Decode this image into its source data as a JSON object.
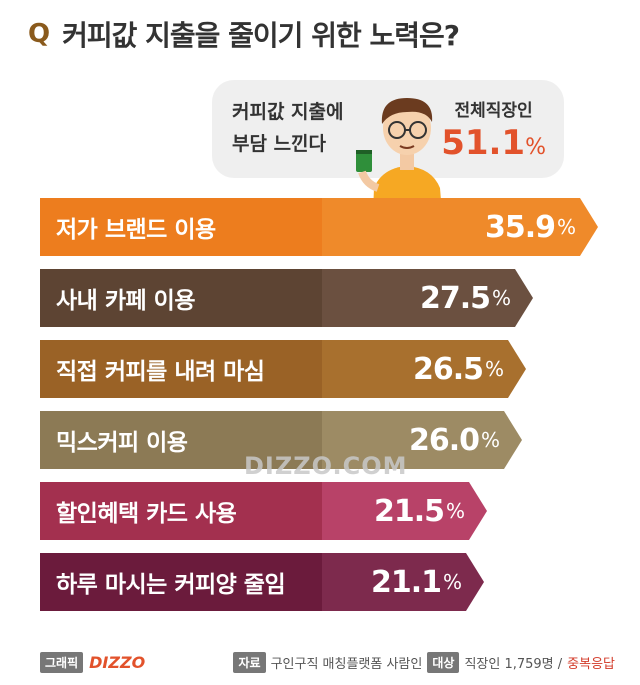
{
  "title": {
    "q_mark": "Q",
    "text": "커피값 지출을 줄이기 위한 노력은?"
  },
  "callout": {
    "line1": "커피값 지출에",
    "line2": "부담 느낀다",
    "group": "전체직장인",
    "value": "51.1",
    "unit": "%"
  },
  "watermark": "DIZZO.COM",
  "footer": {
    "graphic_tag": "그래픽",
    "brand": "DIZZO",
    "source_tag": "자료",
    "source_text": "구인구직 매칭플랫폼 사람인",
    "target_tag": "대상",
    "target_text": "직장인 1,759명 /",
    "dup_text": "중복응답"
  },
  "chart_data": {
    "type": "bar",
    "orientation": "horizontal",
    "categories": [
      "저가 브랜드 이용",
      "사내 카페 이용",
      "직접 커피를 내려 마심",
      "믹스커피 이용",
      "할인혜택 카드 사용",
      "하루 마시는 커피양 줄임"
    ],
    "values": [
      35.9,
      27.5,
      26.5,
      26.0,
      21.5,
      21.1
    ],
    "value_labels": [
      "35.9",
      "27.5",
      "26.5",
      "26.0",
      "21.5",
      "21.1"
    ],
    "unit": "%",
    "colors": [
      {
        "label": "#ed7d1e",
        "bar": "#ef8a2a"
      },
      {
        "label": "#5d4433",
        "bar": "#6b5040"
      },
      {
        "label": "#9a6226",
        "bar": "#a8702e"
      },
      {
        "label": "#8c7a55",
        "bar": "#9d8b64"
      },
      {
        "label": "#a3304f",
        "bar": "#b84268"
      },
      {
        "label": "#6b1b3c",
        "bar": "#7d2a4d"
      }
    ],
    "xlim": [
      0,
      35.9
    ]
  }
}
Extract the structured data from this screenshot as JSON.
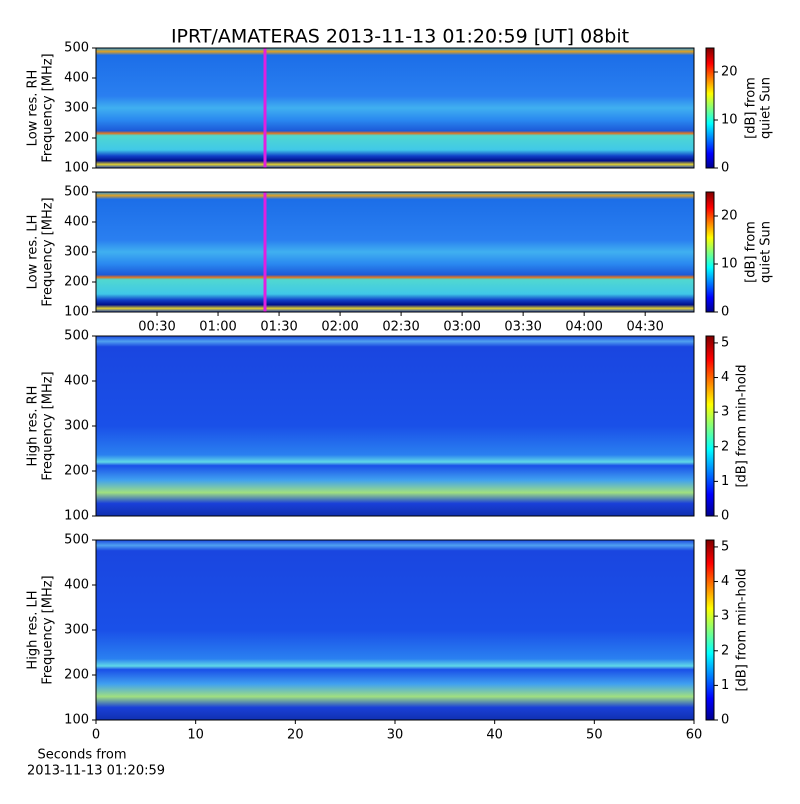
{
  "title": "IPRT/AMATERAS 2013-11-13 01:20:59 [UT]   08bit",
  "chart_data": [
    {
      "type": "heatmap",
      "ylabel": [
        "Low res. RH",
        "Frequency [MHz]"
      ],
      "ylim": [
        100,
        500
      ],
      "yticks": [
        100,
        200,
        300,
        400,
        500
      ],
      "xlim": [
        0,
        294
      ],
      "colorbar": {
        "label": [
          "[dB] from",
          "quiet Sun"
        ],
        "lim": [
          0,
          25
        ],
        "ticks": [
          0,
          10,
          20
        ]
      }
    },
    {
      "type": "heatmap",
      "ylabel": [
        "Low res. LH",
        "Frequency [MHz]"
      ],
      "ylim": [
        100,
        500
      ],
      "yticks": [
        100,
        200,
        300,
        400,
        500
      ],
      "xlim": [
        0,
        294
      ],
      "xticks": [
        {
          "value": 30,
          "label": "00:30"
        },
        {
          "value": 60,
          "label": "01:00"
        },
        {
          "value": 90,
          "label": "01:30"
        },
        {
          "value": 120,
          "label": "02:00"
        },
        {
          "value": 150,
          "label": "02:30"
        },
        {
          "value": 180,
          "label": "03:00"
        },
        {
          "value": 210,
          "label": "03:30"
        },
        {
          "value": 240,
          "label": "04:00"
        },
        {
          "value": 270,
          "label": "04:30"
        }
      ],
      "colorbar": {
        "label": [
          "[dB] from",
          "quiet Sun"
        ],
        "lim": [
          0,
          25
        ],
        "ticks": [
          0,
          10,
          20
        ]
      }
    },
    {
      "type": "heatmap",
      "ylabel": [
        "High res. RH",
        "Frequency [MHz]"
      ],
      "ylim": [
        100,
        500
      ],
      "yticks": [
        100,
        200,
        300,
        400,
        500
      ],
      "xlim": [
        0,
        60
      ],
      "colorbar": {
        "label": [
          "[dB] from min-hold"
        ],
        "lim": [
          0,
          5.2
        ],
        "ticks": [
          0,
          1,
          2,
          3,
          4,
          5
        ]
      }
    },
    {
      "type": "heatmap",
      "ylabel": [
        "High res. LH",
        "Frequency [MHz]"
      ],
      "ylim": [
        100,
        500
      ],
      "yticks": [
        100,
        200,
        300,
        400,
        500
      ],
      "xlim": [
        0,
        60
      ],
      "xticks": [
        0,
        10,
        20,
        30,
        40,
        50,
        60
      ],
      "xlabel": [
        "Seconds from",
        "2013-11-13 01:20:59"
      ],
      "colorbar": {
        "label": [
          "[dB] from min-hold"
        ],
        "lim": [
          0,
          5.2
        ],
        "ticks": [
          0,
          1,
          2,
          3,
          4,
          5
        ]
      }
    }
  ]
}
________________
* [EXERCISE] What is needed is an exact reproduction of the data, pictures excluded.

* [SOLUTION TO THE EXERCISE]
Decode this image into its source data as a JSON object.
{
  "title": {
    "q_mark": "Q",
    "text": "커피값 지출을 줄이기 위한 노력은?"
  },
  "callout": {
    "line1": "커피값 지출에",
    "line2": "부담 느낀다",
    "group": "전체직장인",
    "value": "51.1",
    "unit": "%"
  },
  "watermark": "DIZZO.COM",
  "footer": {
    "graphic_tag": "그래픽",
    "brand": "DIZZO",
    "source_tag": "자료",
    "source_text": "구인구직 매칭플랫폼 사람인",
    "target_tag": "대상",
    "target_text": "직장인 1,759명 /",
    "dup_text": "중복응답"
  },
  "chart_data": {
    "type": "bar",
    "orientation": "horizontal",
    "categories": [
      "저가 브랜드 이용",
      "사내 카페 이용",
      "직접 커피를 내려 마심",
      "믹스커피 이용",
      "할인혜택 카드 사용",
      "하루 마시는 커피양 줄임"
    ],
    "values": [
      35.9,
      27.5,
      26.5,
      26.0,
      21.5,
      21.1
    ],
    "value_labels": [
      "35.9",
      "27.5",
      "26.5",
      "26.0",
      "21.5",
      "21.1"
    ],
    "unit": "%",
    "colors": [
      {
        "label": "#ed7d1e",
        "bar": "#ef8a2a"
      },
      {
        "label": "#5d4433",
        "bar": "#6b5040"
      },
      {
        "label": "#9a6226",
        "bar": "#a8702e"
      },
      {
        "label": "#8c7a55",
        "bar": "#9d8b64"
      },
      {
        "label": "#a3304f",
        "bar": "#b84268"
      },
      {
        "label": "#6b1b3c",
        "bar": "#7d2a4d"
      }
    ],
    "xlim": [
      0,
      35.9
    ]
  }
}
Extract the structured data from this screenshot as JSON.
{
  "title": "IPRT/AMATERAS 2013-11-13 01:20:59 [UT]   08bit",
  "chart_data": [
    {
      "type": "heatmap",
      "ylabel": [
        "Low res. RH",
        "Frequency [MHz]"
      ],
      "ylim": [
        100,
        500
      ],
      "yticks": [
        100,
        200,
        300,
        400,
        500
      ],
      "xlim": [
        0,
        294
      ],
      "colorbar": {
        "label": [
          "[dB] from",
          "quiet Sun"
        ],
        "lim": [
          0,
          25
        ],
        "ticks": [
          0,
          10,
          20
        ]
      }
    },
    {
      "type": "heatmap",
      "ylabel": [
        "Low res. LH",
        "Frequency [MHz]"
      ],
      "ylim": [
        100,
        500
      ],
      "yticks": [
        100,
        200,
        300,
        400,
        500
      ],
      "xlim": [
        0,
        294
      ],
      "xticks": [
        {
          "value": 30,
          "label": "00:30"
        },
        {
          "value": 60,
          "label": "01:00"
        },
        {
          "value": 90,
          "label": "01:30"
        },
        {
          "value": 120,
          "label": "02:00"
        },
        {
          "value": 150,
          "label": "02:30"
        },
        {
          "value": 180,
          "label": "03:00"
        },
        {
          "value": 210,
          "label": "03:30"
        },
        {
          "value": 240,
          "label": "04:00"
        },
        {
          "value": 270,
          "label": "04:30"
        }
      ],
      "colorbar": {
        "label": [
          "[dB] from",
          "quiet Sun"
        ],
        "lim": [
          0,
          25
        ],
        "ticks": [
          0,
          10,
          20
        ]
      }
    },
    {
      "type": "heatmap",
      "ylabel": [
        "High res. RH",
        "Frequency [MHz]"
      ],
      "ylim": [
        100,
        500
      ],
      "yticks": [
        100,
        200,
        300,
        400,
        500
      ],
      "xlim": [
        0,
        60
      ],
      "colorbar": {
        "label": [
          "[dB] from min-hold"
        ],
        "lim": [
          0,
          5.2
        ],
        "ticks": [
          0,
          1,
          2,
          3,
          4,
          5
        ]
      }
    },
    {
      "type": "heatmap",
      "ylabel": [
        "High res. LH",
        "Frequency [MHz]"
      ],
      "ylim": [
        100,
        500
      ],
      "yticks": [
        100,
        200,
        300,
        400,
        500
      ],
      "xlim": [
        0,
        60
      ],
      "xticks": [
        0,
        10,
        20,
        30,
        40,
        50,
        60
      ],
      "xlabel": [
        "Seconds from",
        "2013-11-13 01:20:59"
      ],
      "colorbar": {
        "label": [
          "[dB] from min-hold"
        ],
        "lim": [
          0,
          5.2
        ],
        "ticks": [
          0,
          1,
          2,
          3,
          4,
          5
        ]
      }
    }
  ]
}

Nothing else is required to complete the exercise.